> _Task objective_:
Copy out each line of the data that holds the word "JSON".

================

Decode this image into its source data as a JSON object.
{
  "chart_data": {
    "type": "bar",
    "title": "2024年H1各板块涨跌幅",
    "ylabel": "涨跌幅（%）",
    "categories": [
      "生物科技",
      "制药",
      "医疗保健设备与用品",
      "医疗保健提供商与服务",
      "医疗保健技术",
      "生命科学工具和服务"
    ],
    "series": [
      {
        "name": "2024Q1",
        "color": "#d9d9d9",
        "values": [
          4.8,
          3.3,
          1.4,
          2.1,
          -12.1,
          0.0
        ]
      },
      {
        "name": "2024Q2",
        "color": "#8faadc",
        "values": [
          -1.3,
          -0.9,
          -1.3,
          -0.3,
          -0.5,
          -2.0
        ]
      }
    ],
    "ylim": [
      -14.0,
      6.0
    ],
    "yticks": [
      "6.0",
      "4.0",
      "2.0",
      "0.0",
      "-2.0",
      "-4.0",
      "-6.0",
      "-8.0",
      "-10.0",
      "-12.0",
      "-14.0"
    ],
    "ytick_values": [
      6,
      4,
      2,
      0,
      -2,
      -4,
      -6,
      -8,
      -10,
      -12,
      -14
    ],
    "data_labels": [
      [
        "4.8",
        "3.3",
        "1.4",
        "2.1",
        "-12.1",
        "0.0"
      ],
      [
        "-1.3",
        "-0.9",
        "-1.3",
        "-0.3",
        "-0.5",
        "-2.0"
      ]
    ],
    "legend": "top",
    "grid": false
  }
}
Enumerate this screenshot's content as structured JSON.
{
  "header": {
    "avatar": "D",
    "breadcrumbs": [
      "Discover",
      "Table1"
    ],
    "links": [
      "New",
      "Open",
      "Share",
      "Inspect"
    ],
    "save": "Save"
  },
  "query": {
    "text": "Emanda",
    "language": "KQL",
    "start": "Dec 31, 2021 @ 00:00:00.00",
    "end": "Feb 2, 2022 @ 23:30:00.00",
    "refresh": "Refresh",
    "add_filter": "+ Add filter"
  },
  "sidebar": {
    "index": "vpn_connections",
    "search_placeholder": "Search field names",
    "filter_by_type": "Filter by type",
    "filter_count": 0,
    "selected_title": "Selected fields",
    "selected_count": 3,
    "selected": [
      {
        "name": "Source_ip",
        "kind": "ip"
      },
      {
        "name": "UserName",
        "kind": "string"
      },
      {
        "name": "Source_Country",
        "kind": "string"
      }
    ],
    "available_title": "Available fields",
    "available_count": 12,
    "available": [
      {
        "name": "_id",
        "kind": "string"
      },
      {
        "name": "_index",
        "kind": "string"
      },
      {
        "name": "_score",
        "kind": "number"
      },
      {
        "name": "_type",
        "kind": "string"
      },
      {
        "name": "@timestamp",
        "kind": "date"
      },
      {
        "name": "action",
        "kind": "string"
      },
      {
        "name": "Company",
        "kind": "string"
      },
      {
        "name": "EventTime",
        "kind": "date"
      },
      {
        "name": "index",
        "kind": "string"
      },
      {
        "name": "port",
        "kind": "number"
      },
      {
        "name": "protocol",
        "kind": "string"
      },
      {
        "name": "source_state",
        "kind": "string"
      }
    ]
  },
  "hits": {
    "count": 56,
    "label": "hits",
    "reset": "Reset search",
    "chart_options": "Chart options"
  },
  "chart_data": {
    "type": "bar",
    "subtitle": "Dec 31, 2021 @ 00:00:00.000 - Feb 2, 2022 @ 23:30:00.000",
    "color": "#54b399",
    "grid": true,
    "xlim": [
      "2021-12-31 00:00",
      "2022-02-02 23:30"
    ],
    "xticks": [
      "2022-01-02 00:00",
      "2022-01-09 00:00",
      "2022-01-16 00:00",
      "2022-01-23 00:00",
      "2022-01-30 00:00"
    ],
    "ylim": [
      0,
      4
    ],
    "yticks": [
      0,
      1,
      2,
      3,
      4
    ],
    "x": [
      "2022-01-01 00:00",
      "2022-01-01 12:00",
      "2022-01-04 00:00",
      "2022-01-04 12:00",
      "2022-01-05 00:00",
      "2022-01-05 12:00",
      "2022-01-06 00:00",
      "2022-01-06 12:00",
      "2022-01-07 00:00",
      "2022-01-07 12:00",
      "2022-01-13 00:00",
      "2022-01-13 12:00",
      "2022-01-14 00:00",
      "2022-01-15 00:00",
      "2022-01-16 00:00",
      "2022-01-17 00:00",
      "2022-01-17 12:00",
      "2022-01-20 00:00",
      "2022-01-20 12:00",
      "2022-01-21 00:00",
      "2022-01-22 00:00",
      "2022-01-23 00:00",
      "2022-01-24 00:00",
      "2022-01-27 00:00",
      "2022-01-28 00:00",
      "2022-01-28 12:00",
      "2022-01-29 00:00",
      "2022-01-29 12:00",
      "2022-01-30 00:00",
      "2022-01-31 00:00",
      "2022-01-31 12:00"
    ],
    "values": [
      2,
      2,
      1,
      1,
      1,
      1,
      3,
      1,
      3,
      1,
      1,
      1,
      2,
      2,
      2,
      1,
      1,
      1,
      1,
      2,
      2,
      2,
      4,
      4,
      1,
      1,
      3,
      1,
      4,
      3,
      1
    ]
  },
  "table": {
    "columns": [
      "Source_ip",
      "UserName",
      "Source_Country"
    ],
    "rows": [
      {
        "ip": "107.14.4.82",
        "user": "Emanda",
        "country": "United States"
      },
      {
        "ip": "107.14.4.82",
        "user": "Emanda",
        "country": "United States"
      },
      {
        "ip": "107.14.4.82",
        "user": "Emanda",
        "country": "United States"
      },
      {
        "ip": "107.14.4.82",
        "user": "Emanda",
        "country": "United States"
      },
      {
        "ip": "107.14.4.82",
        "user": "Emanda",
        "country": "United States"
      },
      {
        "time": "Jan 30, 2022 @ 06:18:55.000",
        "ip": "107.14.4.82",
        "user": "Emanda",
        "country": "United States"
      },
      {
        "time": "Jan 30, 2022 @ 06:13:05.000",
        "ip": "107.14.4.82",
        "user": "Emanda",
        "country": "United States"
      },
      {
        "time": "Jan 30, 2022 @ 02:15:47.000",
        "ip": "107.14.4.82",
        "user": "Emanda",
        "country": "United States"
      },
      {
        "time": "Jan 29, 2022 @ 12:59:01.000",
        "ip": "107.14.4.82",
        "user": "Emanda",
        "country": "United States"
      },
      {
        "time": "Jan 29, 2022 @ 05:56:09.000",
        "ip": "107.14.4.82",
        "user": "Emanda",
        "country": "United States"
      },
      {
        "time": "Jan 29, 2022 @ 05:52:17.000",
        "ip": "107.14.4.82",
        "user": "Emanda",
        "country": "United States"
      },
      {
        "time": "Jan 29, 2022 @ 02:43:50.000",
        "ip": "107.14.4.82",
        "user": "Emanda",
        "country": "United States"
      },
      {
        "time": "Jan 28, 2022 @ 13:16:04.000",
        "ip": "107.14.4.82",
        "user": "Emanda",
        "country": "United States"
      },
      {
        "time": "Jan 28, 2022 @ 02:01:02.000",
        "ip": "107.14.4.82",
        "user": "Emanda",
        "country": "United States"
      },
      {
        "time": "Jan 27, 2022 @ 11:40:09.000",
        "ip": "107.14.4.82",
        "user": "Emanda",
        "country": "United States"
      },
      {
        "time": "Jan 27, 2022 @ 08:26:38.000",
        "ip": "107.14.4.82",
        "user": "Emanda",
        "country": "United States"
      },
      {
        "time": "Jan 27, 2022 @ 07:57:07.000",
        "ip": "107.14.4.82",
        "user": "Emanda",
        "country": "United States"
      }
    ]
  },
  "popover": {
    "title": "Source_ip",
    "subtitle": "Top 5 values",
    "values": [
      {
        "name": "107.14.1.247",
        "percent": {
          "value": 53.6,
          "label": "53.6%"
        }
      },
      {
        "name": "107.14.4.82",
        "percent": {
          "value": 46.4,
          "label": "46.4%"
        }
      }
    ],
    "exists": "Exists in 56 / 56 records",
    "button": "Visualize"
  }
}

================

> _The solution_:
Decode this image into its source data as a JSON object.
Enumerate this screenshot's content as structured JSON.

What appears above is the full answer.